(Data records)
────

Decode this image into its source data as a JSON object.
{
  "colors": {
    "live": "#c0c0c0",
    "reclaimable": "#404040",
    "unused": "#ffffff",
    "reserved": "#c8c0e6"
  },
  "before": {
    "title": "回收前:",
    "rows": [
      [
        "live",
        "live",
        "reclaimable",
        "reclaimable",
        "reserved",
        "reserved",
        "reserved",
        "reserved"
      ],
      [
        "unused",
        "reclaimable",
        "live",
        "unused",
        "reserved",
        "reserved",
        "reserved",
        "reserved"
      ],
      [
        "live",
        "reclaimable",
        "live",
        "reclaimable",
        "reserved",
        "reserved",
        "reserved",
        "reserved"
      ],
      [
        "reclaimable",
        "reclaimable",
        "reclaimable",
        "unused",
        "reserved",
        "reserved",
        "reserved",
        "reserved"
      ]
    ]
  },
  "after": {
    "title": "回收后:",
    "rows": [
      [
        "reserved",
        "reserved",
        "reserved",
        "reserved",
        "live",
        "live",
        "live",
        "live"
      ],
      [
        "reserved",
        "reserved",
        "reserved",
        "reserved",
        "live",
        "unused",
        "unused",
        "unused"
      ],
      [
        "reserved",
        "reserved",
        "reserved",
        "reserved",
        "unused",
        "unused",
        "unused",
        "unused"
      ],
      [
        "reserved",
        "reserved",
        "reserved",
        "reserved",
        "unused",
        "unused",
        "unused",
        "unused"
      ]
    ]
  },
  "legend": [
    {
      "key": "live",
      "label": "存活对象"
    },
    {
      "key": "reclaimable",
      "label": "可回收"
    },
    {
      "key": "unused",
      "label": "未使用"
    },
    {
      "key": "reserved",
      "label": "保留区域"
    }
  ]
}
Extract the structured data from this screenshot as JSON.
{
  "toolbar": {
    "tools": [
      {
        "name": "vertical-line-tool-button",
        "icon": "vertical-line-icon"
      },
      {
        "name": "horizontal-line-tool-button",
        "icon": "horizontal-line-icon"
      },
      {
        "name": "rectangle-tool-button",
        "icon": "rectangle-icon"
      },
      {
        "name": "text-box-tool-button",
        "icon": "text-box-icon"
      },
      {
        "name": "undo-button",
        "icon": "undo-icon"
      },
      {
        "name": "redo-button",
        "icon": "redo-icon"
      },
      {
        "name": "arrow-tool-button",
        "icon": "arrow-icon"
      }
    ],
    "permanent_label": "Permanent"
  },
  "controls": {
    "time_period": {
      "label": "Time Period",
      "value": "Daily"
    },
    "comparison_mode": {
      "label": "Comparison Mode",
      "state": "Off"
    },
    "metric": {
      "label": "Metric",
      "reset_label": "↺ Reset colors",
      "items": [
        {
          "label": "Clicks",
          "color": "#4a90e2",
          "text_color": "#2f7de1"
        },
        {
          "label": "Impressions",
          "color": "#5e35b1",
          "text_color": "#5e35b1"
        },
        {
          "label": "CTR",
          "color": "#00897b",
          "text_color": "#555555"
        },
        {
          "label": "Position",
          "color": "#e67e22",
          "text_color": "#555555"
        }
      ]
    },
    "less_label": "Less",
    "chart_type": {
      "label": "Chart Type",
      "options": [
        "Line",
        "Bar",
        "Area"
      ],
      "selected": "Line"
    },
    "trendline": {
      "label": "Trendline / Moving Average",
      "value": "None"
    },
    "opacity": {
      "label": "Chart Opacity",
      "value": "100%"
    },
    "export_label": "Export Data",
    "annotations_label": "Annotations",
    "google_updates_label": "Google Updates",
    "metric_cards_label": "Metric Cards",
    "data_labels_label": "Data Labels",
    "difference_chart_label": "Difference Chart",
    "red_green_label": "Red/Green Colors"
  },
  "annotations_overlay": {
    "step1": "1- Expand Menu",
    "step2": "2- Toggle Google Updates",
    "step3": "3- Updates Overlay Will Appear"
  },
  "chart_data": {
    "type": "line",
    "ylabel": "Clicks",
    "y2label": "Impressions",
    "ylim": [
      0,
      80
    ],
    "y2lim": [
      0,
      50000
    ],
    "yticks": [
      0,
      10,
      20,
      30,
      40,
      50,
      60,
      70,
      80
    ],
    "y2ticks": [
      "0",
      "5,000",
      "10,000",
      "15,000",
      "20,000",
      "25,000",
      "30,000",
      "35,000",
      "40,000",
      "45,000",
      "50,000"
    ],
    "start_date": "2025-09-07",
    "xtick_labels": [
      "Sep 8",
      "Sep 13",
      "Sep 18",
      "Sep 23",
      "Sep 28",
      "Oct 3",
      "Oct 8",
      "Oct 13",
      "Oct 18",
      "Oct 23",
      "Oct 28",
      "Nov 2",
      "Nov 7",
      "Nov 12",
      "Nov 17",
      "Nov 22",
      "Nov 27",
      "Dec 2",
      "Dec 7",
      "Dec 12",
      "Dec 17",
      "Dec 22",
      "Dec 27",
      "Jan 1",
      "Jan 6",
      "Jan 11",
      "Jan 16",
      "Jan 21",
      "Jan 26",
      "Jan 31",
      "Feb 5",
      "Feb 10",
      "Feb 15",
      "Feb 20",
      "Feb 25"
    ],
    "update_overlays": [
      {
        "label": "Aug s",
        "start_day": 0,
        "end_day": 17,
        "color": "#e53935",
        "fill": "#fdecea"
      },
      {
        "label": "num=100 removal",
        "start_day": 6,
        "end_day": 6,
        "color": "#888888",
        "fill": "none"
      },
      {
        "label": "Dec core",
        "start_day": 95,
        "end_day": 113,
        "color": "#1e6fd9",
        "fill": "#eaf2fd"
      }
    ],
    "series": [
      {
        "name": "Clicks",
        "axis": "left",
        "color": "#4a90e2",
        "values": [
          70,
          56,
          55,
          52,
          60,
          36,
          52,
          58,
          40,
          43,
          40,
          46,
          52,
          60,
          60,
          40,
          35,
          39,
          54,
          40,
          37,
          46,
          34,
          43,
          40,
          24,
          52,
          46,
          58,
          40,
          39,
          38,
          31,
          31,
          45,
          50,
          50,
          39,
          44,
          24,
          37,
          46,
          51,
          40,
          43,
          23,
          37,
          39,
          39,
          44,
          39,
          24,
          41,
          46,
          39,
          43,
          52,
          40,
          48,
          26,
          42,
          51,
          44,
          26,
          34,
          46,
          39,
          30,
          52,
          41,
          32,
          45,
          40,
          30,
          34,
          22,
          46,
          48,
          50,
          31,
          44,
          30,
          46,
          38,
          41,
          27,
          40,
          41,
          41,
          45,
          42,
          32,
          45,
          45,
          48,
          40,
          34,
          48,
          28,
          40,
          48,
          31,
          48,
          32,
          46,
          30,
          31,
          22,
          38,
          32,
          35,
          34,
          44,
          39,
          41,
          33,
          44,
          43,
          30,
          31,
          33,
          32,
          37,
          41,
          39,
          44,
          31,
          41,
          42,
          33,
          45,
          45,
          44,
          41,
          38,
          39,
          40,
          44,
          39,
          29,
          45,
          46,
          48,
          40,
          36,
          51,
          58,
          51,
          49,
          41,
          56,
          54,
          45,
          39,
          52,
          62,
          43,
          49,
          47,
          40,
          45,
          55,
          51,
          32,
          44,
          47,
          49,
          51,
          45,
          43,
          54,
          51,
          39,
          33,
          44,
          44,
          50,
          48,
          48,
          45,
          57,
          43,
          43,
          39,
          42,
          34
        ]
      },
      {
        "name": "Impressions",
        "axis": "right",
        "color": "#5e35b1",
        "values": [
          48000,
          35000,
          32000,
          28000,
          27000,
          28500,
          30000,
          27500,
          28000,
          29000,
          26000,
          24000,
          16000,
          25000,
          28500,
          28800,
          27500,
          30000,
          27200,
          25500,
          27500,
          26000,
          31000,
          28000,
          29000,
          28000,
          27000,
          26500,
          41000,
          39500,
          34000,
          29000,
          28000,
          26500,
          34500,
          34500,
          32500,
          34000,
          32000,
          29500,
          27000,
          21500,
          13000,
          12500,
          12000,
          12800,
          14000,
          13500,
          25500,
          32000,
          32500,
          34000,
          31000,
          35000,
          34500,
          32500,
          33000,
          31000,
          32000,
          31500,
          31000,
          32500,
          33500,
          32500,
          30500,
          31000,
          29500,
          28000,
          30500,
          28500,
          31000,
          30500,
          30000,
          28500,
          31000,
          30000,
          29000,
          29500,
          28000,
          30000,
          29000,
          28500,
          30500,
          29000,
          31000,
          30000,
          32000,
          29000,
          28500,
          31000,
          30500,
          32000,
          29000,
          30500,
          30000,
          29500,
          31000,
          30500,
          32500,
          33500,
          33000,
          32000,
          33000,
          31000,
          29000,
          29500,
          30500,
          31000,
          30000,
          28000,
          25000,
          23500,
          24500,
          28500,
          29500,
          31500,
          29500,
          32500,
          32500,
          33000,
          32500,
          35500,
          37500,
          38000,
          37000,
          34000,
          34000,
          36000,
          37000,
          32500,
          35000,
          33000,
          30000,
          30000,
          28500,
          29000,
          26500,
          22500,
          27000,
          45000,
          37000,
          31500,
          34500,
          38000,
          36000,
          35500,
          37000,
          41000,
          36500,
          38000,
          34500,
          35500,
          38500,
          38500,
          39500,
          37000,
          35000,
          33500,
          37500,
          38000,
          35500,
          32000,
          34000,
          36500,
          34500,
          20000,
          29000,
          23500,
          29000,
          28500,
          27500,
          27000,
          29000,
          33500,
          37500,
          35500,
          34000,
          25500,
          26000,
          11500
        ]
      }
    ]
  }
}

────

_WHAT THE EXERCISE ASKS_
Scan the listing above for the word "button" and show each line where it is found.

_SOLVED PROBLEM_
        "name": "vertical-line-tool-button",
        "name": "horizontal-line-tool-button",
        "name": "rectangle-tool-button",
        "name": "text-box-tool-button",
        "name": "undo-button",
        "name": "redo-button",
        "name": "arrow-tool-button",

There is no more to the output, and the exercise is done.